Excerpted records
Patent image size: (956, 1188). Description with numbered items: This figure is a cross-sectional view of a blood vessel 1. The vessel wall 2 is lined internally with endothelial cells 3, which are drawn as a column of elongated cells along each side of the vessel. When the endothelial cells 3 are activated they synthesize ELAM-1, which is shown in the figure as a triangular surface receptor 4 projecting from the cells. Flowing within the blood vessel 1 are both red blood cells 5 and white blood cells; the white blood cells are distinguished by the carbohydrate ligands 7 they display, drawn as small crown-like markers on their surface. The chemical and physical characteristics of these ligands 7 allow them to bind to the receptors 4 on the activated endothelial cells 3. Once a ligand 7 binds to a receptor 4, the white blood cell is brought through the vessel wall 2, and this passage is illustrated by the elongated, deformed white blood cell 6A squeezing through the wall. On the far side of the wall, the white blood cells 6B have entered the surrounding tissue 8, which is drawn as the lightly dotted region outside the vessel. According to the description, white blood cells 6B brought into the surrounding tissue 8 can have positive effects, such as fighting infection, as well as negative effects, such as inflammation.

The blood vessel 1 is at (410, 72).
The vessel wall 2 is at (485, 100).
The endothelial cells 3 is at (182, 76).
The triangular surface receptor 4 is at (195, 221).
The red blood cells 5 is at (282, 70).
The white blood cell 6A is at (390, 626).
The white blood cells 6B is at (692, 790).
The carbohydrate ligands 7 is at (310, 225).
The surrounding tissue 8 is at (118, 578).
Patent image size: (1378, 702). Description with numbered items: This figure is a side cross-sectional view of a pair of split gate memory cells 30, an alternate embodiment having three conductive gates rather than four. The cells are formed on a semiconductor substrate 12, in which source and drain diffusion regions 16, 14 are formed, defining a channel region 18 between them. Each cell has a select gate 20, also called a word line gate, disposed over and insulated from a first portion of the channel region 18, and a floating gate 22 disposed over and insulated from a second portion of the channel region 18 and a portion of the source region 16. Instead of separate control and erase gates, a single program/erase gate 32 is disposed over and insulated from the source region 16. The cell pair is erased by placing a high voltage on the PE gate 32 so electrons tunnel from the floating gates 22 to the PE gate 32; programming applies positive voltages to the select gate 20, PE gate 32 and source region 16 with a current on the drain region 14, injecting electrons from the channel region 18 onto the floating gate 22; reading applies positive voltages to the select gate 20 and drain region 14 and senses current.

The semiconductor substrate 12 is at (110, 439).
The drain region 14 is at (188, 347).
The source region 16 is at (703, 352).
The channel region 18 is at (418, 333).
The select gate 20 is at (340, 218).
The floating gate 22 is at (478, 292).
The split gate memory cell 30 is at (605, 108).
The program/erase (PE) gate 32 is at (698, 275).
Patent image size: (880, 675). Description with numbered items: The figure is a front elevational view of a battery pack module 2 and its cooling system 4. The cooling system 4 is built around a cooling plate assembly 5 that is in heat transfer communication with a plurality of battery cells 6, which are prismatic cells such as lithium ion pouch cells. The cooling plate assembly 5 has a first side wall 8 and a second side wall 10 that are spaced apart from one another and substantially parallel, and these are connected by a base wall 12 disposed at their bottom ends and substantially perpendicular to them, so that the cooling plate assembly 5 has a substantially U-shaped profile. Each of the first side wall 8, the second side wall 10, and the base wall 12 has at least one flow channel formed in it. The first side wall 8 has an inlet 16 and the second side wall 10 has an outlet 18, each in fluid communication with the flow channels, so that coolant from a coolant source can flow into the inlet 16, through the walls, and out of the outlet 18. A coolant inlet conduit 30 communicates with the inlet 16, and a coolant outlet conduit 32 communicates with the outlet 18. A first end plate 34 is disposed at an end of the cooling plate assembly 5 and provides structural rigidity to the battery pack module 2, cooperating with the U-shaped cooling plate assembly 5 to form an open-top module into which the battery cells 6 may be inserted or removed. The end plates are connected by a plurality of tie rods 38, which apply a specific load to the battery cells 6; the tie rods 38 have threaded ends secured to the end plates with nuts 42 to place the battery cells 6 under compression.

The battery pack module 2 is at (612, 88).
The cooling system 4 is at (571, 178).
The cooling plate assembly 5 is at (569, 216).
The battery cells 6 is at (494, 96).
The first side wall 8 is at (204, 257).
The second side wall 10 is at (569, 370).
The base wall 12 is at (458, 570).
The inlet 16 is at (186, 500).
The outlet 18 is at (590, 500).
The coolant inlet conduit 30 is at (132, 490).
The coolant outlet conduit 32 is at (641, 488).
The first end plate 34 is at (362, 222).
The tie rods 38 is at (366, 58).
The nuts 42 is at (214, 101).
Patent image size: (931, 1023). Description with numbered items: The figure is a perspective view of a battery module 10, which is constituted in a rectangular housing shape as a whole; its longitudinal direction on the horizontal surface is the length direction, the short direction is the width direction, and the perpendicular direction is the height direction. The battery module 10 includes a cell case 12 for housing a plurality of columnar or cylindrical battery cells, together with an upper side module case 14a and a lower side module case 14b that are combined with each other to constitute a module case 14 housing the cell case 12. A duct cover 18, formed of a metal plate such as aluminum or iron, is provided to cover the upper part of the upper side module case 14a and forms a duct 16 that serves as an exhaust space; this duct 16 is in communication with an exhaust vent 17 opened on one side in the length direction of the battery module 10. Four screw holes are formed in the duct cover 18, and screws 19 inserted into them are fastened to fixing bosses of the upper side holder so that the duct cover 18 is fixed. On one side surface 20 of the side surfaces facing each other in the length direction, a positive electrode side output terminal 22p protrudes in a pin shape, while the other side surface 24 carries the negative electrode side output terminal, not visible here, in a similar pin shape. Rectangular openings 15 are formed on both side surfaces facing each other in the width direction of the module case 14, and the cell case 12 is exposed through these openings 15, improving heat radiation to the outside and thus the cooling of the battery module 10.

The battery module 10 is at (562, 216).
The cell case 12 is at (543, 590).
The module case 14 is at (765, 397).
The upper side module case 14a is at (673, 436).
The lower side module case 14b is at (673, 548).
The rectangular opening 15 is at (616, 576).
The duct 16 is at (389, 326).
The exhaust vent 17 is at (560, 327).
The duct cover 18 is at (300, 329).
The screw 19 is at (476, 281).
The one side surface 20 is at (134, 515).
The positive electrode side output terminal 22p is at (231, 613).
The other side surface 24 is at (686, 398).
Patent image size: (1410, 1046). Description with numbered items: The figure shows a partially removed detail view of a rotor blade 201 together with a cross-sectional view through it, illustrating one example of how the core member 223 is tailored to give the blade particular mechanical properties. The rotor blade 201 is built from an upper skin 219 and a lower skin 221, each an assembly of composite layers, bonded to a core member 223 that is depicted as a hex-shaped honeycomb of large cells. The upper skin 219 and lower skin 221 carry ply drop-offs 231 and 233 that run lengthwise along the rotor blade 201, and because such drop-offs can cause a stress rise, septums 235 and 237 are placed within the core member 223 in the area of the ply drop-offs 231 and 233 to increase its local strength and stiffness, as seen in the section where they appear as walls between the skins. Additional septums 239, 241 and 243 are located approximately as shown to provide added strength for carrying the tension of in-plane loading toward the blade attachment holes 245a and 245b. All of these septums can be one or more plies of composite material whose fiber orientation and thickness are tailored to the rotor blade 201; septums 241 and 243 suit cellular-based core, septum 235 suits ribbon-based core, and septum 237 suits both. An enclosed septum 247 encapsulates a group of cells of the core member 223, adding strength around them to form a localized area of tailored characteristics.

How to complete this task
Set down every record above exactly as written.

Answer
Patent image size: (956, 1188). Description with numbered items: This figure is a cross-sectional view of a blood vessel 1. The vessel wall 2 is lined internally with endothelial cells 3, which are drawn as a column of elongated cells along each side of the vessel. When the endothelial cells 3 are activated they synthesize ELAM-1, which is shown in the figure as a triangular surface receptor 4 projecting from the cells. Flowing within the blood vessel 1 are both red blood cells 5 and white blood cells; the white blood cells are distinguished by the carbohydrate ligands 7 they display, drawn as small crown-like markers on their surface. The chemical and physical characteristics of these ligands 7 allow them to bind to the receptors 4 on the activated endothelial cells 3. Once a ligand 7 binds to a receptor 4, the white blood cell is brought through the vessel wall 2, and this passage is illustrated by the elongated, deformed white blood cell 6A squeezing through the wall. On the far side of the wall, the white blood cells 6B have entered the surrounding tissue 8, which is drawn as the lightly dotted region outside the vessel. According to the description, white blood cells 6B brought into the surrounding tissue 8 can have positive effects, such as fighting infection, as well as negative effects, such as inflammation.

The blood vessel 1 is at (410, 72).
The vessel wall 2 is at (485, 100).
The endothelial cells 3 is at (182, 76).
The triangular surface receptor 4 is at (195, 221).
The red blood cells 5 is at (282, 70).
The white blood cell 6A is at (390, 626).
The white blood cells 6B is at (692, 790).
The carbohydrate ligands 7 is at (310, 225).
The surrounding tissue 8 is at (118, 578).
Patent image size: (1378, 702). Description with numbered items: This figure is a side cross-sectional view of a pair of split gate memory cells 30, an alternate embodiment having three conductive gates rather than four. The cells are formed on a semiconductor substrate 12, in which source and drain diffusion regions 16, 14 are formed, defining a channel region 18 between them. Each cell has a select gate 20, also called a word line gate, disposed over and insulated from a first portion of the channel region 18, and a floating gate 22 disposed over and insulated from a second portion of the channel region 18 and a portion of the source region 16. Instead of separate control and erase gates, a single program/erase gate 32 is disposed over and insulated from the source region 16. The cell pair is erased by placing a high voltage on the PE gate 32 so electrons tunnel from the floating gates 22 to the PE gate 32; programming applies positive voltages to the select gate 20, PE gate 32 and source region 16 with a current on the drain region 14, injecting electrons from the channel region 18 onto the floating gate 22; reading applies positive voltages to the select gate 20 and drain region 14 and senses current.

The semiconductor substrate 12 is at (110, 439).
The drain region 14 is at (188, 347).
The source region 16 is at (703, 352).
The channel region 18 is at (418, 333).
The select gate 20 is at (340, 218).
The floating gate 22 is at (478, 292).
The split gate memory cell 30 is at (605, 108).
The program/erase (PE) gate 32 is at (698, 275).
Patent image size: (880, 675). Description with numbered items: The figure is a front elevational view of a battery pack module 2 and its cooling system 4. The cooling system 4 is built around a cooling plate assembly 5 that is in heat transfer communication with a plurality of battery cells 6, which are prismatic cells such as lithium ion pouch cells. The cooling plate assembly 5 has a first side wall 8 and a second side wall 10 that are spaced apart from one another and substantially parallel, and these are connected by a base wall 12 disposed at their bottom ends and substantially perpendicular to them, so that the cooling plate assembly 5 has a substantially U-shaped profile. Each of the first side wall 8, the second side wall 10, and the base wall 12 has at least one flow channel formed in it. The first side wall 8 has an inlet 16 and the second side wall 10 has an outlet 18, each in fluid communication with the flow channels, so that coolant from a coolant source can flow into the inlet 16, through the walls, and out of the outlet 18. A coolant inlet conduit 30 communicates with the inlet 16, and a coolant outlet conduit 32 communicates with the outlet 18. A first end plate 34 is disposed at an end of the cooling plate assembly 5 and provides structural rigidity to the battery pack module 2, cooperating with the U-shaped cooling plate assembly 5 to form an open-top module into which the battery cells 6 may be inserted or removed. The end plates are connected by a plurality of tie rods 38, which apply a specific load to the battery cells 6; the tie rods 38 have threaded ends secured to the end plates with nuts 42 to place the battery cells 6 under compression.

The battery pack module 2 is at (612, 88).
The cooling system 4 is at (571, 178).
The cooling plate assembly 5 is at (569, 216).
The battery cells 6 is at (494, 96).
The first side wall 8 is at (204, 257).
The second side wall 10 is at (569, 370).
The base wall 12 is at (458, 570).
The inlet 16 is at (186, 500).
The outlet 18 is at (590, 500).
The coolant inlet conduit 30 is at (132, 490).
The coolant outlet conduit 32 is at (641, 488).
The first end plate 34 is at (362, 222).
The tie rods 38 is at (366, 58).
The nuts 42 is at (214, 101).
Patent image size: (931, 1023). Description with numbered items: The figure is a perspective view of a battery module 10, which is constituted in a rectangular housing shape as a whole; its longitudinal direction on the horizontal surface is the length direction, the short direction is the width direction, and the perpendicular direction is the height direction. The battery module 10 includes a cell case 12 for housing a plurality of columnar or cylindrical battery cells, together with an upper side module case 14a and a lower side module case 14b that are combined with each other to constitute a module case 14 housing the cell case 12. A duct cover 18, formed of a metal plate such as aluminum or iron, is provided to cover the upper part of the upper side module case 14a and forms a duct 16 that serves as an exhaust space; this duct 16 is in communication with an exhaust vent 17 opened on one side in the length direction of the battery module 10. Four screw holes are formed in the duct cover 18, and screws 19 inserted into them are fastened to fixing bosses of the upper side holder so that the duct cover 18 is fixed. On one side surface 20 of the side surfaces facing each other in the length direction, a positive electrode side output terminal 22p protrudes in a pin shape, while the other side surface 24 carries the negative electrode side output terminal, not visible here, in a similar pin shape. Rectangular openings 15 are formed on both side surfaces facing each other in the width direction of the module case 14, and the cell case 12 is exposed through these openings 15, improving heat radiation to the outside and thus the cooling of the battery module 10.

The battery module 10 is at (562, 216).
The cell case 12 is at (543, 590).
The module case 14 is at (765, 397).
The upper side module case 14a is at (673, 436).
The lower side module case 14b is at (673, 548).
The rectangular opening 15 is at (616, 576).
The duct 16 is at (389, 326).
The exhaust vent 17 is at (560, 327).
The duct cover 18 is at (300, 329).
The screw 19 is at (476, 281).
The one side surface 20 is at (134, 515).
The positive electrode side output terminal 22p is at (231, 613).
The other side surface 24 is at (686, 398).
Patent image size: (1410, 1046). Description with numbered items: The figure shows a partially removed detail view of a rotor blade 201 together with a cross-sectional view through it, illustrating one example of how the core member 223 is tailored to give the blade particular mechanical properties. The rotor blade 201 is built from an upper skin 219 and a lower skin 221, each an assembly of composite layers, bonded to a core member 223 that is depicted as a hex-shaped honeycomb of large cells. The upper skin 219 and lower skin 221 carry ply drop-offs 231 and 233 that run lengthwise along the rotor blade 201, and because such drop-offs can cause a stress rise, septums 235 and 237 are placed within the core member 223 in the area of the ply drop-offs 231 and 233 to increase its local strength and stiffness, as seen in the section where they appear as walls between the skins. Additional septums 239, 241 and 243 are located approximately as shown to provide added strength for carrying the tension of in-plane loading toward the blade attachment holes 245a and 245b. All of these septums can be one or more plies of composite material whose fiber orientation and thickness are tailored to the rotor blade 201; septums 241 and 243 suit cellular-based core, septum 235 suits ribbon-based core, and septum 237 suits both. An enclosed septum 247 encapsulates a group of cells of the core member 223, adding strength around them to form a localized area of tailored characteristics.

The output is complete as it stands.